#### PROMPT:
Search the listing below for the word "Website" and copy each line that holds it.

#### RECORDS PROVIDED:
[Start]

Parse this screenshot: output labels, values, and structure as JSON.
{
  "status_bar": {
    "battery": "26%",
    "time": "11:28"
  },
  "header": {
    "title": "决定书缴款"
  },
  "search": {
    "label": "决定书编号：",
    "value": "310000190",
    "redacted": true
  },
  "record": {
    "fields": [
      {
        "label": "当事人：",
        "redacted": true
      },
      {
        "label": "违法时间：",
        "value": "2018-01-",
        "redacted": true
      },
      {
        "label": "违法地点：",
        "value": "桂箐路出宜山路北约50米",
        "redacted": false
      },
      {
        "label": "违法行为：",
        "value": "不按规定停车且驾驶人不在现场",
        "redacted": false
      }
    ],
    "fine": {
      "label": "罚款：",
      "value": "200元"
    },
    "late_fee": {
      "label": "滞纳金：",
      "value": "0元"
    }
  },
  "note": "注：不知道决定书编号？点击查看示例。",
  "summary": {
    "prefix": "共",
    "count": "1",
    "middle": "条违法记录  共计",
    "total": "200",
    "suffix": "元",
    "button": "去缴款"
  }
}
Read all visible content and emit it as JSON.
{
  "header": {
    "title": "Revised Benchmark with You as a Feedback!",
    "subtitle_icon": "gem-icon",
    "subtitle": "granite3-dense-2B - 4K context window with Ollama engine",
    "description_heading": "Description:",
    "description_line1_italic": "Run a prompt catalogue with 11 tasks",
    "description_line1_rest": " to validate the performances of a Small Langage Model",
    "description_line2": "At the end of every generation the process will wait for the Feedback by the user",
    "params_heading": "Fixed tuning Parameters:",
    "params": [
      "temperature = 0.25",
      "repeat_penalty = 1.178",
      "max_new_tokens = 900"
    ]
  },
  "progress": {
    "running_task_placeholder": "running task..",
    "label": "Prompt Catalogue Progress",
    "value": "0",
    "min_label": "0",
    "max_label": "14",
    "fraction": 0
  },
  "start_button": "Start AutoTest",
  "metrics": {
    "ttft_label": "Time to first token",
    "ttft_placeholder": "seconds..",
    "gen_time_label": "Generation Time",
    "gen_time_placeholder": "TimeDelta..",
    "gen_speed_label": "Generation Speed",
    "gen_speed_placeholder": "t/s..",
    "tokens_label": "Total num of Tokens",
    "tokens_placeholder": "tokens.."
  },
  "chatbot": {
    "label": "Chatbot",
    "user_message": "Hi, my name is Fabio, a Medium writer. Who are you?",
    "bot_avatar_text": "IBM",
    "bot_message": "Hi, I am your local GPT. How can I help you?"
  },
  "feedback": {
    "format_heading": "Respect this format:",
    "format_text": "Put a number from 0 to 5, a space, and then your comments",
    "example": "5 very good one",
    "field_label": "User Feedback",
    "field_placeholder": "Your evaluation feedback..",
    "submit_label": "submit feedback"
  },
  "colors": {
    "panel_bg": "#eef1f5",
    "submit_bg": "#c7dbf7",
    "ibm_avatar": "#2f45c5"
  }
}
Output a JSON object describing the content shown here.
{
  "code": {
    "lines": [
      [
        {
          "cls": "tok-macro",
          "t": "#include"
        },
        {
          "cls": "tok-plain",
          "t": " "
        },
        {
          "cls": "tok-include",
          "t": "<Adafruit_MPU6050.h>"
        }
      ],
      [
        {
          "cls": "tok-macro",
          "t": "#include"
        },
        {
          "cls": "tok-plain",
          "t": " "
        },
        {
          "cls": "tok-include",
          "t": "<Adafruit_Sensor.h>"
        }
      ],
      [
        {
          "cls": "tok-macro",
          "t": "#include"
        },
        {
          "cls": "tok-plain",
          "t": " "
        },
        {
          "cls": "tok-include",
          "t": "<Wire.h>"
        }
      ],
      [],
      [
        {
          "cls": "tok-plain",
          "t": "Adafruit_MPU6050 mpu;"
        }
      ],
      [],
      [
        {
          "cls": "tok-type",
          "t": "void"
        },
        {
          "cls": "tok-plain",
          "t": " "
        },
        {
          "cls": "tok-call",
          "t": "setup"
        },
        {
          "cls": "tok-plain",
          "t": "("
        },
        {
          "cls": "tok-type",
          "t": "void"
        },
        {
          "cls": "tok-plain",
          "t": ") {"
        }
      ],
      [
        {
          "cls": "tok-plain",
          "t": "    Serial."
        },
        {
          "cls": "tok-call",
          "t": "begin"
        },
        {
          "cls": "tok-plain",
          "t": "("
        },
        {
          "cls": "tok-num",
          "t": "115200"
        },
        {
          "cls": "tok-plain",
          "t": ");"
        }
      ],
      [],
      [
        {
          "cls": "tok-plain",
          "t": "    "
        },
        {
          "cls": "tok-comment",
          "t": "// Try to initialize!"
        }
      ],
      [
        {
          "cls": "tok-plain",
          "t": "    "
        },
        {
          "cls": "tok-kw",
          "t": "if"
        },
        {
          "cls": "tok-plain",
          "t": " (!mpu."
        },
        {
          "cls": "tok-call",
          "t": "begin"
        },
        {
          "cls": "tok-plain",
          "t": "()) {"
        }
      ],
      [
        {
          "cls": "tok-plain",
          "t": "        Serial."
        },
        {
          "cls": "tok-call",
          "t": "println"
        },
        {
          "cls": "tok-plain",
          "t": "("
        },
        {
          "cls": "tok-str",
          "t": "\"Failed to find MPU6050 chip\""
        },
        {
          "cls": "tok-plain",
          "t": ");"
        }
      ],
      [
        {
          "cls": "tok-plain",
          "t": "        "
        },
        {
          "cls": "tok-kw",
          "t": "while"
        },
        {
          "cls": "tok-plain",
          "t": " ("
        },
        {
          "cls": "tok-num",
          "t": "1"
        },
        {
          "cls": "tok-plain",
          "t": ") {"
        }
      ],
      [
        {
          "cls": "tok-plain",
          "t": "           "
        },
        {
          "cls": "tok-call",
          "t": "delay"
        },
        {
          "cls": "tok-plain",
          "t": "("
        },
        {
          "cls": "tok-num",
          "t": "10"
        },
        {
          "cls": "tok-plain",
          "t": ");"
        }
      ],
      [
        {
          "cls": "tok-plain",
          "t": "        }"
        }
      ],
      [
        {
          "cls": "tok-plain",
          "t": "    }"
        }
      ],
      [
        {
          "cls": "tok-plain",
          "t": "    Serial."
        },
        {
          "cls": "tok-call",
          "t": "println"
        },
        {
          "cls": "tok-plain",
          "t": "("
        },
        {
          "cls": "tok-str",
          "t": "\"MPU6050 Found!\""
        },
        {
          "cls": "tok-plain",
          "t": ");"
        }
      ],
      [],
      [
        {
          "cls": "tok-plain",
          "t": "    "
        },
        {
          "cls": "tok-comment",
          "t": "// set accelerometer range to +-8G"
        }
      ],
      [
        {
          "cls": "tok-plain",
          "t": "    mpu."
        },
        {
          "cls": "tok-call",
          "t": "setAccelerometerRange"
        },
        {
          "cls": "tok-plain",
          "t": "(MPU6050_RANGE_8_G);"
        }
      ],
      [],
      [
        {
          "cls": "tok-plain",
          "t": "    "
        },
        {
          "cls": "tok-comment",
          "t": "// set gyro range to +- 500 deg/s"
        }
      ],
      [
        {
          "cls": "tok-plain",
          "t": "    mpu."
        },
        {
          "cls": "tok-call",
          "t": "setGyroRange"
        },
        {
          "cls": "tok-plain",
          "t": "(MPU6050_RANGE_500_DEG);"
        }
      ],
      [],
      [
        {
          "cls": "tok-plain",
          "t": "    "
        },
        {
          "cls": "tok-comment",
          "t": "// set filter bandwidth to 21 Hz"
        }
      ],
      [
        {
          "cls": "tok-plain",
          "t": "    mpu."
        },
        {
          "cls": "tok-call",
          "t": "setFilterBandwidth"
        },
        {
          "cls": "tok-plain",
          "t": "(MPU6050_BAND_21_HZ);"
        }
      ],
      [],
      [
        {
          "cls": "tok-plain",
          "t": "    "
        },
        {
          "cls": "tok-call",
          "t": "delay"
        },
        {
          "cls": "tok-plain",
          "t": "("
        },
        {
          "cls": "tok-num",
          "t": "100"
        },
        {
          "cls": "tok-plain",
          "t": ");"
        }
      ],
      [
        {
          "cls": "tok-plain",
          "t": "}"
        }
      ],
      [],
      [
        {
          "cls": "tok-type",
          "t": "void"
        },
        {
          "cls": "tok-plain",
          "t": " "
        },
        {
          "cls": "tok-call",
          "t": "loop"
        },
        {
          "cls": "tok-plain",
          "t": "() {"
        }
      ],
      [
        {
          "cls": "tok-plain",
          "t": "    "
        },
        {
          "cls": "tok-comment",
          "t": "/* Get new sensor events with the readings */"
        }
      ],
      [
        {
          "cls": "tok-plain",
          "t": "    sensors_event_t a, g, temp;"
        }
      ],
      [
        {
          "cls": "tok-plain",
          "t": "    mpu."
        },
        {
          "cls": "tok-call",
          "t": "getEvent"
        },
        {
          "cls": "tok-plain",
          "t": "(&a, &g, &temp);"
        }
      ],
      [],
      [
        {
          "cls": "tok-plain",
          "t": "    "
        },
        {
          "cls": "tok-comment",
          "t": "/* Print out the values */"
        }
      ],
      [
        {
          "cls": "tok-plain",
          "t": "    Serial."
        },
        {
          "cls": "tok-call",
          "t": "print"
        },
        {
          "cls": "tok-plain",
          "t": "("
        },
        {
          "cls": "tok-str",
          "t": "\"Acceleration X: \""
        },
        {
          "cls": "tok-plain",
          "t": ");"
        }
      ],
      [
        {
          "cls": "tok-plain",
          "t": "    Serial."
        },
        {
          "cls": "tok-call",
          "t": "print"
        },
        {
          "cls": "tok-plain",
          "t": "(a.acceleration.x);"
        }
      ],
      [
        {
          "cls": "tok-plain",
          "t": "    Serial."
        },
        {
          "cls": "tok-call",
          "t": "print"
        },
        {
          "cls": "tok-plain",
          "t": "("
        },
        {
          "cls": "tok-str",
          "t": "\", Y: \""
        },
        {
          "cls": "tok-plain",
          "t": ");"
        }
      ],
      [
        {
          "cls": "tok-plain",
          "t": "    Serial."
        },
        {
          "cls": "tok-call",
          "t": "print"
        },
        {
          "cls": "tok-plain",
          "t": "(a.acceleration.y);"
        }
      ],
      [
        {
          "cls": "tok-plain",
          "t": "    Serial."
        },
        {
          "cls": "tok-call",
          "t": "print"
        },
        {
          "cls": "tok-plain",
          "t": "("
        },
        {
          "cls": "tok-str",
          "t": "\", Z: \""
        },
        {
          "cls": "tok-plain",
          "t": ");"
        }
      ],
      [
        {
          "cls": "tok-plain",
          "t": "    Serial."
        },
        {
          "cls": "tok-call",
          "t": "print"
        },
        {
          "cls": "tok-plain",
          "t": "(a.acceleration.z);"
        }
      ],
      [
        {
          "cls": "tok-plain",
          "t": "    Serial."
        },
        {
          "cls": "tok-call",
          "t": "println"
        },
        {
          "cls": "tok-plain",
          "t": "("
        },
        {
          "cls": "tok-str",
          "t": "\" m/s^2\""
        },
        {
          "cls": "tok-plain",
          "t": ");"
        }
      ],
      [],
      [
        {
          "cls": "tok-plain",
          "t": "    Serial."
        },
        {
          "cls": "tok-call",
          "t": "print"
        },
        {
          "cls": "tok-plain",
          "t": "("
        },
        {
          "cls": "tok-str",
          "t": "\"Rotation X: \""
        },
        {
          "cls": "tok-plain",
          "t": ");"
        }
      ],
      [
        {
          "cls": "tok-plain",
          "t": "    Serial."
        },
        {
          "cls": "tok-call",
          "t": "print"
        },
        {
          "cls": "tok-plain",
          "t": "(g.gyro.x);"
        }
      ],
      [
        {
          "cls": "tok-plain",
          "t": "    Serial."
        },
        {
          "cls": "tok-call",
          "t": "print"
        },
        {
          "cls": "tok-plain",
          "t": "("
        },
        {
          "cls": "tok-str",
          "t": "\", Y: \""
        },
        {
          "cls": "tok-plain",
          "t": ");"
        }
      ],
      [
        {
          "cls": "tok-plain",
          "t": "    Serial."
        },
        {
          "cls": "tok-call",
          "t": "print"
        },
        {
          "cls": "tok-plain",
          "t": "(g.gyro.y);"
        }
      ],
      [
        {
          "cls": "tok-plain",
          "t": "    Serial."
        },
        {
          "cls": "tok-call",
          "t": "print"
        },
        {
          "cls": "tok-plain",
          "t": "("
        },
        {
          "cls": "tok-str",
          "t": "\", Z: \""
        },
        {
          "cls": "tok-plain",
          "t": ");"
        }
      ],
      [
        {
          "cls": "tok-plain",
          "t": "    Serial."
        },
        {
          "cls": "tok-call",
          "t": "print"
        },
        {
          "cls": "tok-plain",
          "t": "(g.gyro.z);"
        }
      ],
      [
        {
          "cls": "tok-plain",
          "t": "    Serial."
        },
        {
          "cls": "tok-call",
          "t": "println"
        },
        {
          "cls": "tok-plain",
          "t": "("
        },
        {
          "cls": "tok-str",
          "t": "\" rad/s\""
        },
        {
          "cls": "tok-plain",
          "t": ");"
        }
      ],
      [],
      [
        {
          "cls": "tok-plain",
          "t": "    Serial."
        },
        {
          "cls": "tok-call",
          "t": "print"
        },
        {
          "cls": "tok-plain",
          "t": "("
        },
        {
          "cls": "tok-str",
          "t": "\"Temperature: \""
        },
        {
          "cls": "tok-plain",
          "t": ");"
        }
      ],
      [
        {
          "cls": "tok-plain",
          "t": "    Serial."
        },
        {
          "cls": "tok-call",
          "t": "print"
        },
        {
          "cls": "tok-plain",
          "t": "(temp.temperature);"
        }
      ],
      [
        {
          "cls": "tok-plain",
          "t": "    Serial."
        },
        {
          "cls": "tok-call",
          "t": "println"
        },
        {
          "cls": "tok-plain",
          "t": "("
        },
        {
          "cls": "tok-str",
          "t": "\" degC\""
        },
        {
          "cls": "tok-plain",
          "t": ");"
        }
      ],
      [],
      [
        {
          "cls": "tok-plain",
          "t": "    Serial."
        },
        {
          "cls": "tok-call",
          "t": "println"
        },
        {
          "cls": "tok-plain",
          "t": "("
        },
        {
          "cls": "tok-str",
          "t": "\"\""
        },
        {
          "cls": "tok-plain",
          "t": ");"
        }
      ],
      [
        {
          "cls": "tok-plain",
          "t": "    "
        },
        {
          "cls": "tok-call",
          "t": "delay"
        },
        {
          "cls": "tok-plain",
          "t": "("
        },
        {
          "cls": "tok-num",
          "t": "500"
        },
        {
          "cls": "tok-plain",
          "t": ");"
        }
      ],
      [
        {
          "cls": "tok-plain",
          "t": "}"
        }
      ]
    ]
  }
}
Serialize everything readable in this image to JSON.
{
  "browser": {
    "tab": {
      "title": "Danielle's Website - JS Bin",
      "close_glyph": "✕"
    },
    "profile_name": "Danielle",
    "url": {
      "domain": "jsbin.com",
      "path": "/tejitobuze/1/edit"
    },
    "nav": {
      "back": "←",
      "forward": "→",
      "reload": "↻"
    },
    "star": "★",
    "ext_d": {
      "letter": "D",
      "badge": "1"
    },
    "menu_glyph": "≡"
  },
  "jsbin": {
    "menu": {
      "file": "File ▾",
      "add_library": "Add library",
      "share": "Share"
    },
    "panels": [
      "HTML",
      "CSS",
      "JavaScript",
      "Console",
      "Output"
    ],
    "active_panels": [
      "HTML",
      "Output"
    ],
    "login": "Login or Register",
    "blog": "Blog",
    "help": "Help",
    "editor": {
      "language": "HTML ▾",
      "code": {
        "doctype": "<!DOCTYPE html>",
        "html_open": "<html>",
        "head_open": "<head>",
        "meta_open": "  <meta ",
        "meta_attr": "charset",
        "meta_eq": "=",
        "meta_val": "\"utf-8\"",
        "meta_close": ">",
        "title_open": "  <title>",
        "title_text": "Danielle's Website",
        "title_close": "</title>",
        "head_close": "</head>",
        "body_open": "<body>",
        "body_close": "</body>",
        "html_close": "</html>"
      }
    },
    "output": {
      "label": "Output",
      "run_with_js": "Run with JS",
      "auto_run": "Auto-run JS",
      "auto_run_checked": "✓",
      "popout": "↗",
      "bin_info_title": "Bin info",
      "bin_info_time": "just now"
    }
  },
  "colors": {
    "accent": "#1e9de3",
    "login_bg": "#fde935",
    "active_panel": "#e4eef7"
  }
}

[End]

#### FINAL RESULT:
      "title": "Danielle's Website - JS Bin",
        "title_text": "Danielle's Website",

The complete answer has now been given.